◆ Stated goal: Reproduce the entire listing word for word.

>> begin Data in this exercise

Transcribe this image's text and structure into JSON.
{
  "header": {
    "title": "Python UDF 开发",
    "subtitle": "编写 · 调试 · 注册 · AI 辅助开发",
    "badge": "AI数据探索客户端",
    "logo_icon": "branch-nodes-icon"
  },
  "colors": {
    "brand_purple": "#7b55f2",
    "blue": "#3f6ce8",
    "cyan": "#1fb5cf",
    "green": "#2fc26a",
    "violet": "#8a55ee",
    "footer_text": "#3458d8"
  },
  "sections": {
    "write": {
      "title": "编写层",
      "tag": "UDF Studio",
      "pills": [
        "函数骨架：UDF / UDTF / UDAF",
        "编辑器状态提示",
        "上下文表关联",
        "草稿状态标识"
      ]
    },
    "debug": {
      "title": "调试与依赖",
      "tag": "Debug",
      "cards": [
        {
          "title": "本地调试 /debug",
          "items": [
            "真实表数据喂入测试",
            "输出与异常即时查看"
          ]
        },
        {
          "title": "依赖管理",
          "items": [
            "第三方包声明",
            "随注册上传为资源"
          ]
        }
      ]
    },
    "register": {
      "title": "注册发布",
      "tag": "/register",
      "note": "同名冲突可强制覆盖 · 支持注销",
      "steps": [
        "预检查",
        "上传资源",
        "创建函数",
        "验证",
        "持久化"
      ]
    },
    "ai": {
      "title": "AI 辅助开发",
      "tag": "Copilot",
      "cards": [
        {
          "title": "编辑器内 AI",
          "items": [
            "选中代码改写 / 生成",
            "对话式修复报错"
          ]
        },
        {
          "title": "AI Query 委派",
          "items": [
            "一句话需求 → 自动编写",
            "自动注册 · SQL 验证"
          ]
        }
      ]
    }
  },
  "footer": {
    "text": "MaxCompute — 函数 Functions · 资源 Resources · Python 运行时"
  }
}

>> end Data in this exercise

◆ Answer for this exercise:
Transcribe this image's text and structure into JSON.
{
  "header": {
    "title": "Python UDF 开发",
    "subtitle": "编写 · 调试 · 注册 · AI 辅助开发",
    "badge": "AI数据探索客户端",
    "logo_icon": "branch-nodes-icon"
  },
  "colors": {
    "brand_purple": "#7b55f2",
    "blue": "#3f6ce8",
    "cyan": "#1fb5cf",
    "green": "#2fc26a",
    "violet": "#8a55ee",
    "footer_text": "#3458d8"
  },
  "sections": {
    "write": {
      "title": "编写层",
      "tag": "UDF Studio",
      "pills": [
        "函数骨架：UDF / UDTF / UDAF",
        "编辑器状态提示",
        "上下文表关联",
        "草稿状态标识"
      ]
    },
    "debug": {
      "title": "调试与依赖",
      "tag": "Debug",
      "cards": [
        {
          "title": "本地调试 /debug",
          "items": [
            "真实表数据喂入测试",
            "输出与异常即时查看"
          ]
        },
        {
          "title": "依赖管理",
          "items": [
            "第三方包声明",
            "随注册上传为资源"
          ]
        }
      ]
    },
    "register": {
      "title": "注册发布",
      "tag": "/register",
      "note": "同名冲突可强制覆盖 · 支持注销",
      "steps": [
        "预检查",
        "上传资源",
        "创建函数",
        "验证",
        "持久化"
      ]
    },
    "ai": {
      "title": "AI 辅助开发",
      "tag": "Copilot",
      "cards": [
        {
          "title": "编辑器内 AI",
          "items": [
            "选中代码改写 / 生成",
            "对话式修复报错"
          ]
        },
        {
          "title": "AI Query 委派",
          "items": [
            "一句话需求 → 自动编写",
            "自动注册 · SQL 验证"
          ]
        }
      ]
    }
  },
  "footer": {
    "text": "MaxCompute — 函数 Functions · 资源 Resources · Python 运行时"
  }
}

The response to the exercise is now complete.